What to work on: Go through the listing and pick out each line with the word "ilmiy" in it.

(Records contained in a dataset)
>> Begin
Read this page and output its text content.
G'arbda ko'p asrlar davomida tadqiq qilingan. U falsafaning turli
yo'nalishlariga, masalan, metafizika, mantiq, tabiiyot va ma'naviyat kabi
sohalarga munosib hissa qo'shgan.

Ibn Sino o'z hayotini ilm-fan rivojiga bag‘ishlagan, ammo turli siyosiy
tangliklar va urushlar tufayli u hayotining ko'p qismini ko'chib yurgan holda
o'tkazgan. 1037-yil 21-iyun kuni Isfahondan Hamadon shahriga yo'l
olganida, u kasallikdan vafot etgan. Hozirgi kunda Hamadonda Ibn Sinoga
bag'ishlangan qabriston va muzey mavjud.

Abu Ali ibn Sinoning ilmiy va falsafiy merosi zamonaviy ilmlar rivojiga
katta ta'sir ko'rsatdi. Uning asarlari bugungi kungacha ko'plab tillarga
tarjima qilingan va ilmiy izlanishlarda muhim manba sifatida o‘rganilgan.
>> End
>> Begin
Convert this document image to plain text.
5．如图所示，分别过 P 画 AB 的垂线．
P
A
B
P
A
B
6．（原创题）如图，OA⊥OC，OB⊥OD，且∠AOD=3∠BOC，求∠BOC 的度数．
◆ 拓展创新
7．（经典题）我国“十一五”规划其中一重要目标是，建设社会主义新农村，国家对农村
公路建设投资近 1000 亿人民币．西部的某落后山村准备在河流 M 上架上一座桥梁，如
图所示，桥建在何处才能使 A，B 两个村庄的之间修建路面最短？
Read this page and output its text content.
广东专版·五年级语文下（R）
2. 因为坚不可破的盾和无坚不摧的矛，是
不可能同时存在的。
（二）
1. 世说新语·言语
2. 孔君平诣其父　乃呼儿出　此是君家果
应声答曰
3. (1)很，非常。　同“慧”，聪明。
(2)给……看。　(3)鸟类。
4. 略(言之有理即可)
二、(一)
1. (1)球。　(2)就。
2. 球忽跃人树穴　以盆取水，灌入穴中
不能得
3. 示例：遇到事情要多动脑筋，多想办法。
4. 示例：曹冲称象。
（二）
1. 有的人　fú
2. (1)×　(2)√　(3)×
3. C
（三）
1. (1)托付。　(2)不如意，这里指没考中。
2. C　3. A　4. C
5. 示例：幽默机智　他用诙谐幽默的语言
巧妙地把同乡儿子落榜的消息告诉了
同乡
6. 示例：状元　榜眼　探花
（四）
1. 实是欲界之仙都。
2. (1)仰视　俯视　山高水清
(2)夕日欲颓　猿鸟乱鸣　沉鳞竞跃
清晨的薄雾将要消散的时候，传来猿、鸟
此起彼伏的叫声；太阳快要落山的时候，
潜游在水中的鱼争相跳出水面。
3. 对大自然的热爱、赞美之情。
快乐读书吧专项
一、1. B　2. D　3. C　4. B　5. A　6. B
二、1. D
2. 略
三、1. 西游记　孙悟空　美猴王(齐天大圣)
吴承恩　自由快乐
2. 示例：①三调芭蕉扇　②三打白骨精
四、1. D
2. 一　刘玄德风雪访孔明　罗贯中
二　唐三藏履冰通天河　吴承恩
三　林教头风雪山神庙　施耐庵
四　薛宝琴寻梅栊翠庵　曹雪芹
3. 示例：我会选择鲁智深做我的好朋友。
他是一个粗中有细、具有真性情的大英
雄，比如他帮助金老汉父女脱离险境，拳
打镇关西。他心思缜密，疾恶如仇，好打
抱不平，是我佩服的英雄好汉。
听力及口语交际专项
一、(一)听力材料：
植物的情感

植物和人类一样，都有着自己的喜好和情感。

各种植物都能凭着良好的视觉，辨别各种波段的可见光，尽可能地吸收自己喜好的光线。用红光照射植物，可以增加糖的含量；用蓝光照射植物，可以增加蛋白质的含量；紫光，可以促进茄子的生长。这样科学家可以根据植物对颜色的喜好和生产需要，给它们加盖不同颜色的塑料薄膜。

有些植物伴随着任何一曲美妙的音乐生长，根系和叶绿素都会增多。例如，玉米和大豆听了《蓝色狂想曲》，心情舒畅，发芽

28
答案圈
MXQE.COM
>> End
Written solution:
Abu Ali ibn Sinoning ilmiy va falsafiy merosi zamonaviy ilmlar rivojiga
tarjima qilingan va ilmiy izlanishlarda muhim manba sifatida o‘rganilgan.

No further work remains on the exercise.